Your goal:
Review the material line by line. Identify and copy every line that contains the string "image".

Material shown:
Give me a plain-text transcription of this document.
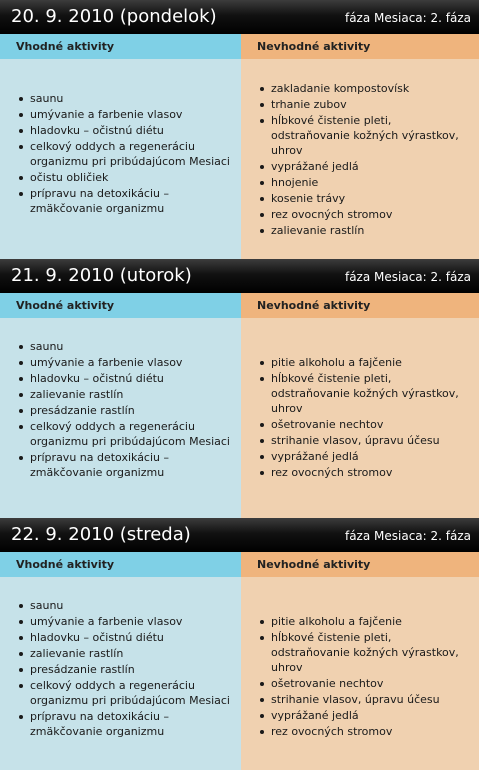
20. 9. 2010 (pondelok)	fáza Mesiaca: 2. fáza
Vhodné aktivity
saunu
umývanie a farbenie vlasov
hladovku – očistnú diétu
celkový oddych a regeneráciu organizmu pri pribúdajúcom Mesiaci
očistu obličiek
prípravu na detoxikáciu – zmäkčovanie organizmu
Nevhodné aktivity
zakladanie kompostovísk
trhanie zubov
hĺbkové čistenie pleti, odstraňovanie kožných výrastkov, uhrov
vyprážané jedlá
hnojenie
kosenie trávy
rez ovocných stromov
zalievanie rastlín
21. 9. 2010 (utorok)	fáza Mesiaca: 2. fáza
Vhodné aktivity
saunu
umývanie a farbenie vlasov
hladovku – očistnú diétu
zalievanie rastlín
presádzanie rastlín
celkový oddych a regeneráciu organizmu pri pribúdajúcom Mesiaci
prípravu na detoxikáciu – zmäkčovanie organizmu
Nevhodné aktivity
pitie alkoholu a fajčenie
hĺbkové čistenie pleti, odstraňovanie kožných výrastkov, uhrov
ošetrovanie nechtov
strihanie vlasov, úpravu účesu
vyprážané jedlá
rez ovocných stromov
22. 9. 2010 (streda)	fáza Mesiaca: 2. fáza
Vhodné aktivity
saunu
umývanie a farbenie vlasov
hladovku – očistnú diétu
zalievanie rastlín
presádzanie rastlín
celkový oddych a regeneráciu organizmu pri pribúdajúcom Mesiaci
prípravu na detoxikáciu – zmäkčovanie organizmu
Nevhodné aktivity
pitie alkoholu a fajčenie
hĺbkové čistenie pleti, odstraňovanie kožných výrastkov, uhrov
ošetrovanie nechtov
strihanie vlasov, úpravu účesu
vyprážané jedlá
rez ovocných stromov
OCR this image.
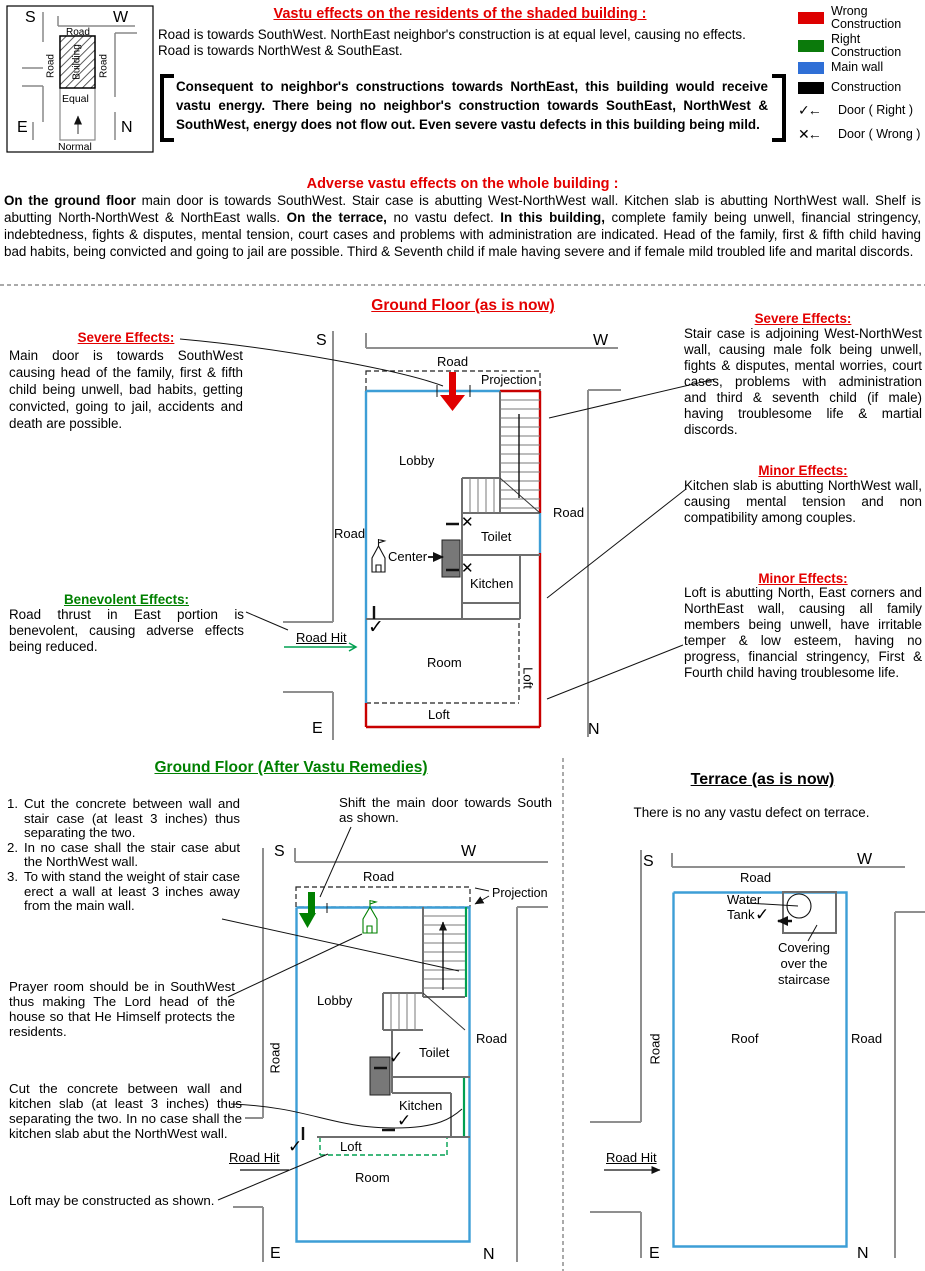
S	W
E	N
Road
Building
Road	Road
Equal
Normal
Vastu effects on the residents of the shaded building :
Road is towards SouthWest. NorthEast neighbor's construction is at equal level, causing no effects.
Road is towards NorthWest & SouthEast.
Consequent to neighbor's constructions towards NorthEast, this building would receive vastu energy. There being no neighbor's construction towards SouthEast, NorthWest & SouthWest, energy does not flow out. Even severe vastu defects in this building being mild.
Wrong Construction
Right Construction
Main wall
Construction
✓←	Door ( Right )
✕←	Door ( Wrong )
Adverse vastu effects on the whole building :
On the ground floor main door is towards SouthWest. Stair case is abutting West-NorthWest wall. Kitchen slab is abutting NorthWest wall. Shelf is abutting North-NorthWest & NorthEast walls. On the terrace, no vastu defect. In this building, complete family being unwell, financial stringency, indebtedness, fights & disputes, mental tension, court cases and problems with administration are indicated. Head of the family, first & fifth child having bad habits, being convicted and going to jail are possible. Third & Seventh child if male having severe and if female mild troubled life and marital discords.
Ground Floor (as is now)
Severe Effects:
Main door is towards SouthWest causing head of the family, first & fifth child being unwell, bad habits, getting convicted, going to jail, accidents and death are possible.
Severe Effects:
Stair case is adjoining West-NorthWest wall, causing male folk being unwell, fights & disputes, mental worries, court cases, problems with administration and third & seventh child (if male) having troublesome life & martial discords.
Minor Effects:
Kitchen slab is abutting NorthWest wall, causing mental tension and non compatibility among couples.
Minor Effects:
Loft is abutting North, East corners and NorthEast wall, causing all family members being unwell, have irritable temper & low esteem, having no progress, financial stringency, First & Fourth child having troublesome life.
Benevolent Effects:
Road thrust in East portion is benevolent, causing adverse effects being reduced.
S	W
E	N
Road
Projection
Lobby
Road
Road
Center
Toilet
Kitchen
Room
Loft
Loft
Road Hit
✕
✕
✓
Ground Floor (After Vastu Remedies)
1. Cut the concrete between wall and stair case (at least 3 inches) thus separating the two.
2. In no case shall the stair case abut the NorthWest wall.
3. To with stand the weight of stair case erect a wall at least 3 inches away from the main wall.
Shift the main door towards South as shown.
Prayer room should be in SouthWest thus making The Lord head of the house so that He Himself protects the residents.
Cut the concrete between wall and kitchen slab (at least 3 inches) thus separating the two. In no case shall the kitchen slab abut the NorthWest wall.
Loft may be constructed as shown.
S	W
E	N
Road
Projection
Lobby
Road
Road
Toilet
Kitchen
Loft
Room
Road Hit
✓
✓
✓
Terrace (as is now)
There is no any vastu defect on terrace.
S	W
E	N
Road
Water Tank
Covering over the staircase
Roof
Road	Road
Road Hit
✓
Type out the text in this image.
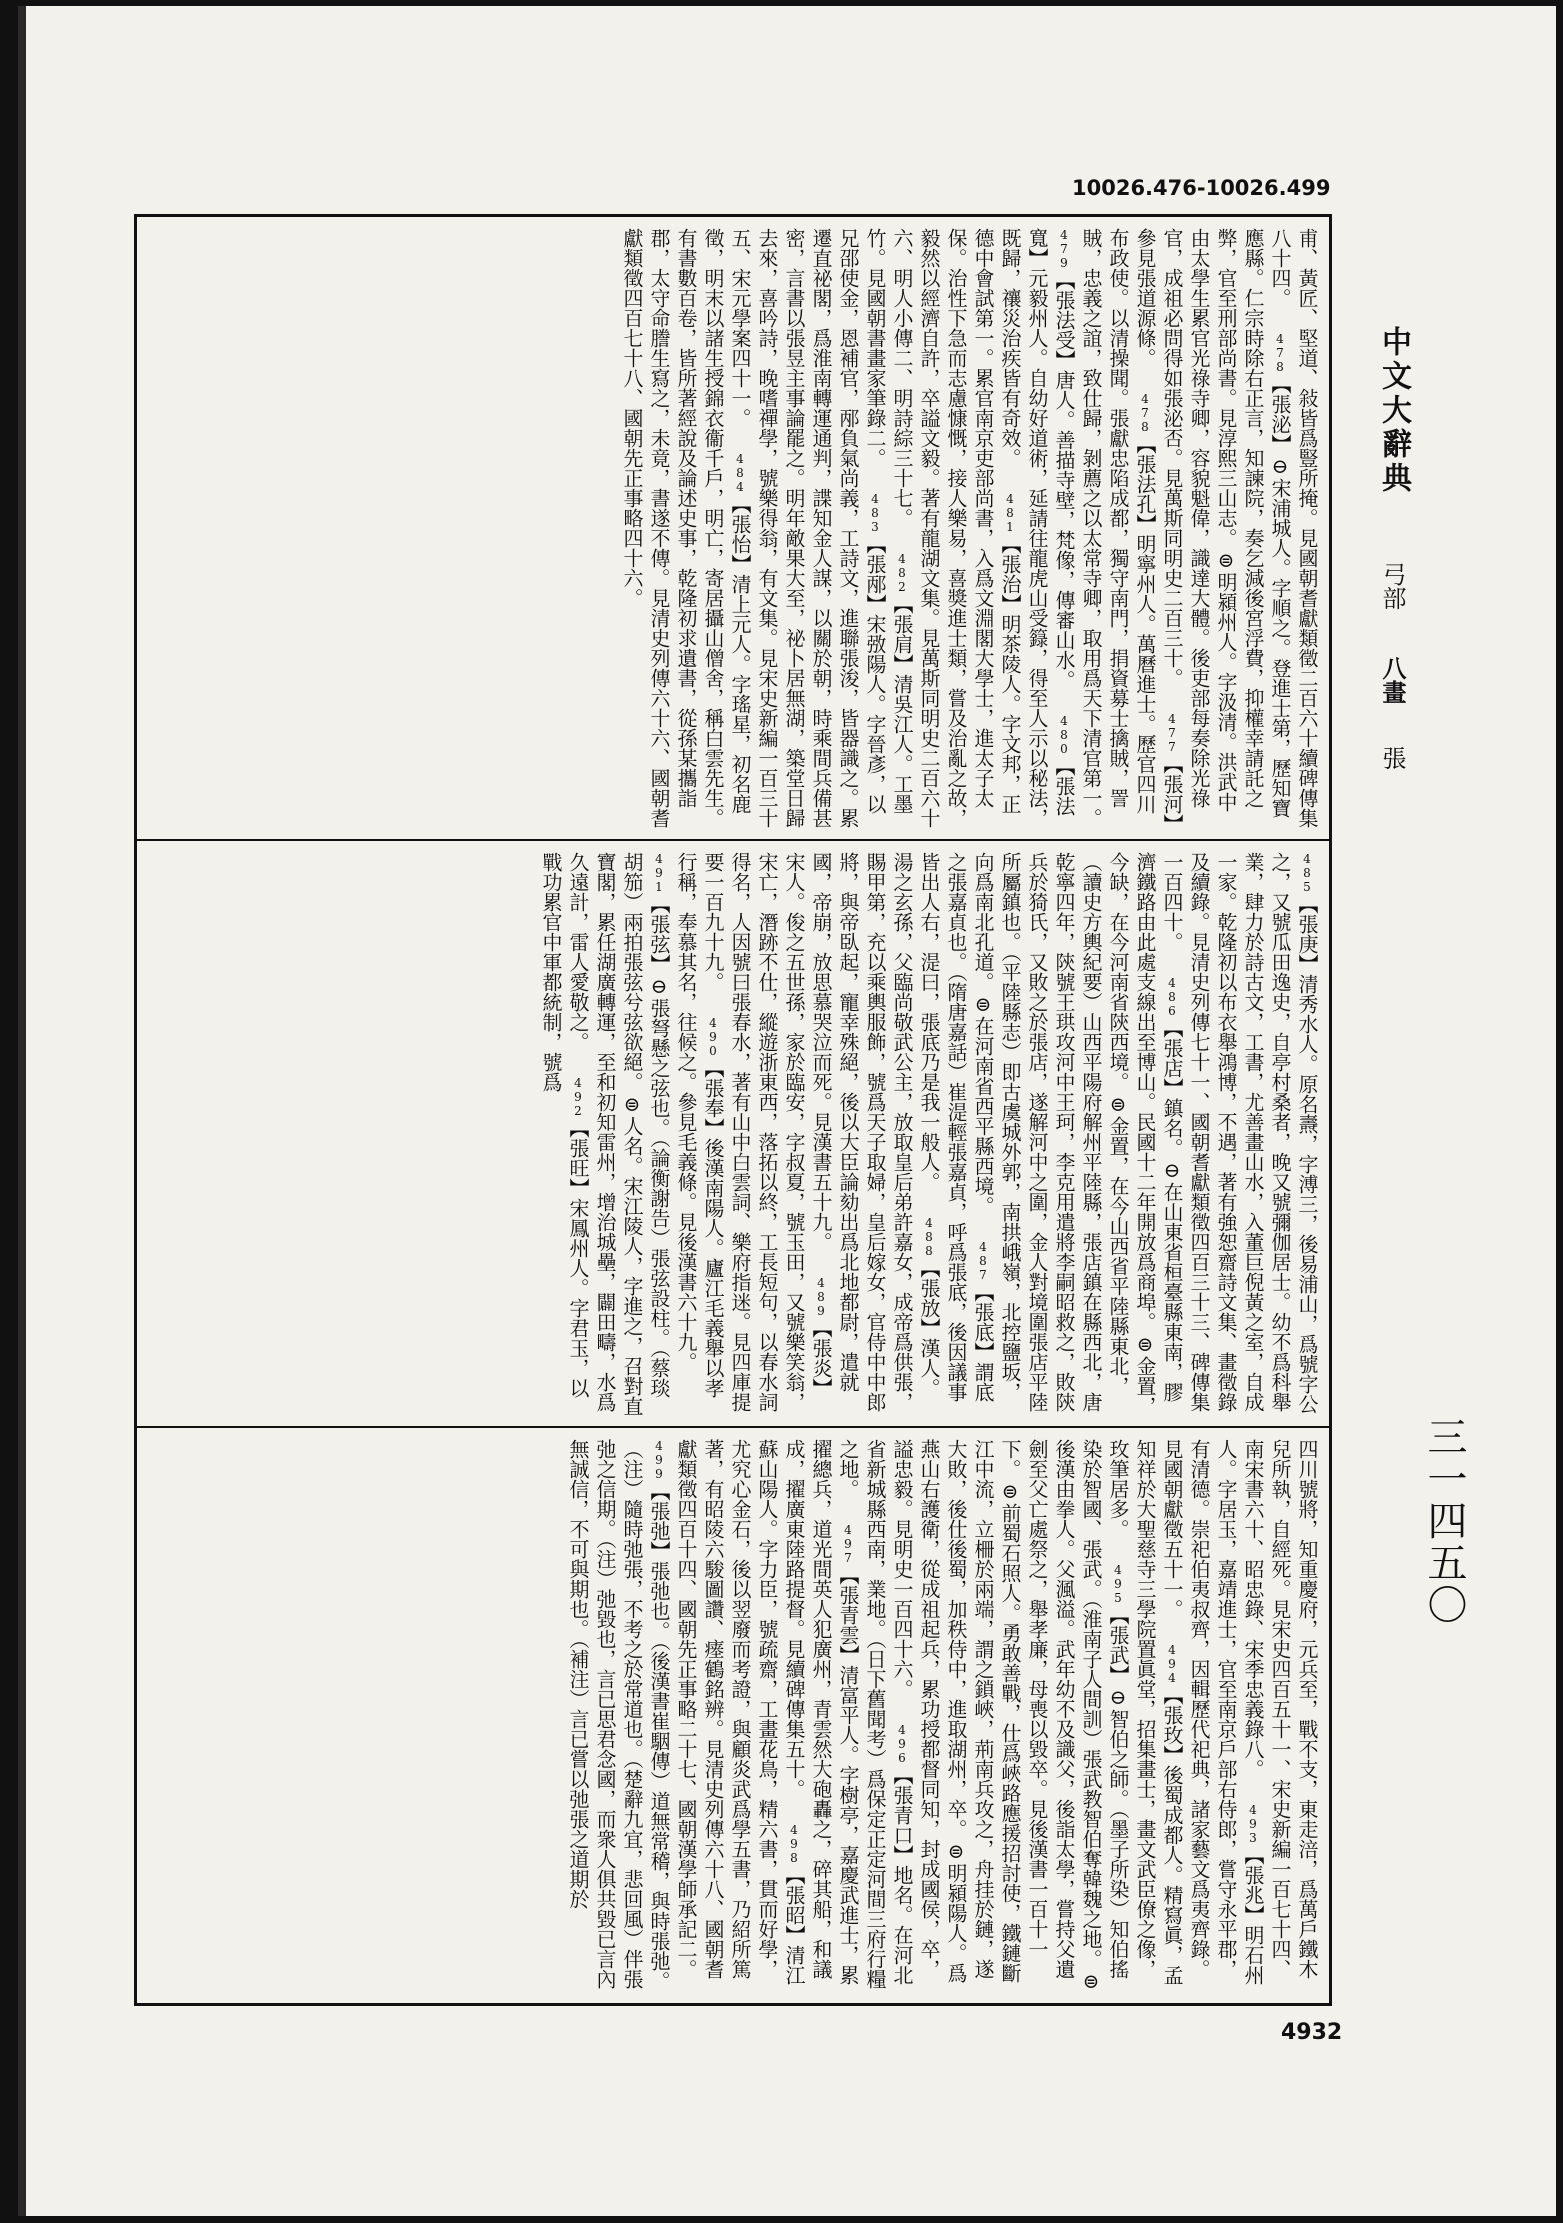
10026.476-10026.499
中文大辭典
弓部
八畫
張
三一四五〇
甫、黃匠、堅道、敍皆爲豎所掩。見國朝耆獻類徵二百六十續碑傳集八十四。 478【張泌】⊖宋浦城人。字順之。登進士第，歷知寶應縣。仁宗時除右正言，知諫院，奏乞減後宮浮費，抑權幸請託之弊，官至刑部尚書。見淳熙三山志。⊜明潁州人。字汲清。洪武中由太學生累官光祿寺卿，容貌魁偉，識達大體。後吏部每奏除光祿官，成祖必問得如張泌否。見萬斯同明史二百三十。 477【張河】參見張道源條。 478【張法孔】明寧州人。萬曆進士。歷官四川布政使。以清操聞。張獻忠陷成都，獨守南門，捐資募士擒賊，詈賊，忠義之誼，致仕歸，剝薦之以太常寺卿，取用爲天下清官第一。 479【張法受】唐人。善描寺壁，梵像，傳審山水。 480【張法寬】元毅州人。自幼好道術，延請往龍虎山受籙，得至人示以秘法，既歸，禳災治疾皆有奇效。 481【張治】明茶陵人。字文邦，正德中會試第一。累官南京吏部尚書，入爲文淵閣大學士，進太子太保。治性下急而志慮慷慨，接人樂易，喜獎進士類，嘗及治亂之故，毅然以經濟自許，卒謚文毅。著有龍湖文集。見萬斯同明史二百六十六、明人小傳二、明詩綜三十七。 482【張肩】清吳江人。工墨竹。見國朝書畫家筆錄二。 483【張邴】宋㢸陽人。字晉彥，以兄邵使金，恩補官，邴負氣尚義，工詩文，進聯張浚，皆器識之。累遷直祕閣，爲淮南轉運通判，諜知金人謀，以關於朝，時乘間兵備甚密，言書以張昱主事論罷之。明年敵果大至，祕卜居無湖，築堂日歸去來，喜吟詩，晚嗜禪學，號樂得翁，有文集。見宋史新編一百三十五、宋元學案四十一。 484【張怡】清上元人。字瑤星，初名鹿徵，明末以諸生授錦衣衞千戶，明亡，寄居攝山僧舍，稱白雲先生。有書數百卷，皆所著經說及論述史事，乾隆初求遺書，從孫某攜詣郡，太守命謄生寫之，未竟，書遂不傳。見清史列傳六十六、國朝耆獻類徵四百七十八、國朝先正事略四十六。
485【張庚】清秀水人。原名燾，字溥三，後易浦山，爲號字公之，又號瓜田逸史，自亭村桑者，晚又號彌伽居士。幼不爲科舉業，肆力於詩古文，工書，尤善畫山水，入董巨倪黃之室，自成一家。乾隆初以布衣舉鴻博，不遇，著有強恕齋詩文集、畫徵錄及續錄。見清史列傳七十一、國朝耆獻類徵四百三十三、碑傳集一百四十。 486【張店】鎮名。⊖在山東省桓臺縣東南，膠濟鐵路由此處支線出至博山。民國十二年開放爲商埠。⊜金置，今缺，在今河南省陝西境。⊜金置，在今山西省平陸縣東北，（讀史方輿紀要）山西平陽府解州平陸縣，張店鎮在縣西北，唐乾寧四年，陝號王珙攻河中王珂，李克用遣將李嗣昭救之，敗陝兵於猗氏，又敗之於張店，遂解河中之圍，金人對境圍張店平陸所屬鎮也。（平陸縣志）即古虞城外郭，南拱峨嶺，北控鹽坂，向爲南北孔道。⊜在河南省西平縣西境。 487【張底】謂底之張嘉貞也。（隋唐嘉話）崔湜輕張嘉貞，呼爲張底，後因議事皆出人右，湜曰，張底乃是我一般人。 488【張放】漢人。湯之玄孫，父臨尚敬武公主，放取皇后弟許嘉女，成帝爲供張，賜甲第，充以乘輿服飾，號爲天子取婦，皇后嫁女，官侍中中郎將，與帝臥起，寵幸殊絕，後以大臣論劾出爲北地都尉，遣就國，帝崩，放思慕哭泣而死。見漢書五十九。 489【張炎】宋人。俊之五世孫，家於臨安，字叔夏，號玉田，又號樂笑翁，宋亡，潛跡不仕，縱遊浙東西，落拓以終，工長短句，以春水詞得名，人因號曰張春水，著有山中白雲詞、樂府指迷。見四庫提要一百九十九。 490【張奉】後漢南陽人。廬江毛義舉以孝行稱，奉慕其名，往候之。參見毛義條。見後漢書六十九。 491【張弦】⊖張弩懸之弦也。（論衡謝告）張弦設柱。（蔡琰胡笳）兩拍張弦兮弦欲絕。⊜人名。宋江陵人，字進之，召對直寶閣，累任湖廣轉運，至和初知雷州，增治城壘，闢田疇，水爲久遠計，雷人愛敬之。 492【張旺】宋鳳州人。字君玉，以戰功累官中軍都統制，號爲
四川號將，知重慶府，元兵至，戰不支，東走涪，爲萬戶鐵木兒所執，自經死。見宋史四百五十一、宋史新編一百七十四、南宋書六十、昭忠錄、宋季忠義錄八。 493【張兆】明石州人。字居玉，嘉靖進士，官至南京戶部右侍郎，嘗守永平郡，有清德。崇祀伯夷叔齊，因輯歷代祀典，諸家藝文爲夷齊錄。見國朝獻徵五十一。 494【張玫】後蜀成都人。精寫眞，孟知祥於大聖慈寺三學院置眞堂，招集畫士，畫文武臣僚之像，玫筆居多。 495【張武】⊖智伯之師。（墨子所染）知伯搖染於智國、張武。（淮南子人間訓）張武教智伯奪韓魏之地。⊜後漢由拳人。父渢溢。武年幼不及識父，後詣太學，嘗持父遺劍至父亡處祭之，舉孝廉，母喪以毀卒。見後漢書一百十一下。⊜前蜀石照人。勇敢善戰，仕爲峽路應援招討使，鐵鏈斷江中流，立柵於兩端，謂之鎖峽，荊南兵攻之，舟挂於鏈，遂大敗，後仕後蜀，加秩侍中，進取湖州，卒。⊜明潁陽人。爲燕山右護衛，從成祖起兵，累功授都督同知，封成國侯，卒，謚忠毅。見明史一百四十六。 496【張青口】地名。在河北省新城縣西南，業地。（日下舊聞考）爲保定正定河間三府行糧之地。 497【張青雲】清富平人。字樹亭，嘉慶武進士，累擢總兵，道光間英人犯廣州，青雲然大砲轟之，碎其船，和議成，擢廣東陸路提督。見續碑傳集五十。 498【張昭】清江蘇山陽人。字力臣，號疏齋，工畫花鳥，精六書，貫而好學，尤究心金石，後以翌廢而考證，與顧炎武爲學五書，乃紹所篤著，有昭陵六駿圖讚、瘗鶴銘辨。見清史列傳六十八、國朝耆獻類徵四百十四、國朝先正事略二十七、國朝漢學師承記二。 499【張弛】張弛也。（後漢書崔駰傳）道無常稽，與時張弛。（注）隨時弛張，不考之於常道也。（楚辭九宜，悲回風）伴張弛之信期。（注）弛毀也，言已思君念國，而衆人俱共毀已言內無誠信，不可與期也。（補注）言已嘗以弛張之道期於
4932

Task response:
OCR this image.
Type out the text in this image.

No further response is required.